◆ TASK TO CARRY OUT ◆
Copy out the lines that have "Vehicles" in them.

◆ SOURCE DATA ◆
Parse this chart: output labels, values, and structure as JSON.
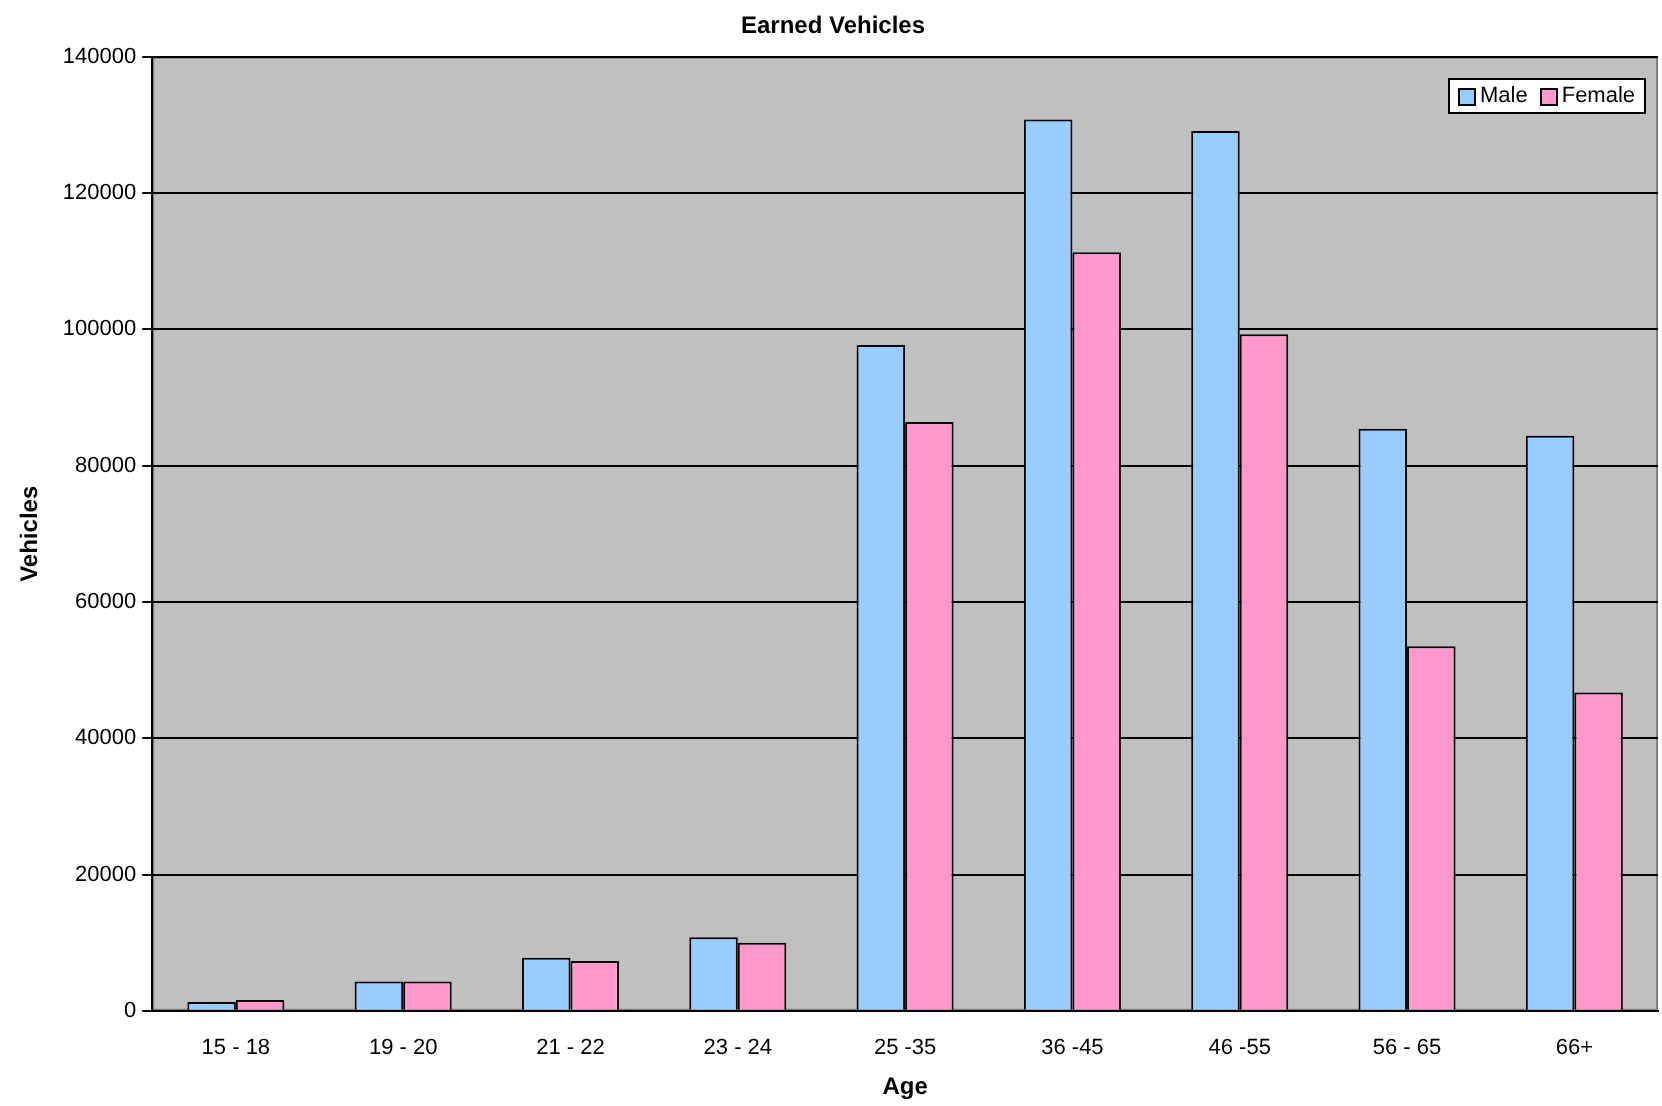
{
  "chart_data": {
    "type": "bar",
    "title": "Earned Vehicles",
    "xlabel": "Age",
    "ylabel": "Vehicles",
    "categories": [
      "15 - 18",
      "19 - 20",
      "21 - 22",
      "23 - 24",
      "25 -35",
      "36 -45",
      "46 -55",
      "56 - 65",
      "66+"
    ],
    "series": [
      {
        "name": "Male",
        "color": "#99ccff",
        "values": [
          1300,
          4300,
          7800,
          10800,
          97700,
          130800,
          129100,
          85400,
          84400
        ]
      },
      {
        "name": "Female",
        "color": "#ff99cc",
        "values": [
          1600,
          4300,
          7300,
          10000,
          86400,
          111300,
          99300,
          53500,
          46700
        ]
      }
    ],
    "ylim": [
      0,
      140000
    ],
    "yticks": [
      0,
      20000,
      40000,
      60000,
      80000,
      100000,
      120000,
      140000
    ],
    "grid": "y",
    "legend": "top right"
  }
}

◆ SOLUTION TO THE PROBLEM ◆
    "title": "Earned Vehicles",
    "ylabel": "Vehicles",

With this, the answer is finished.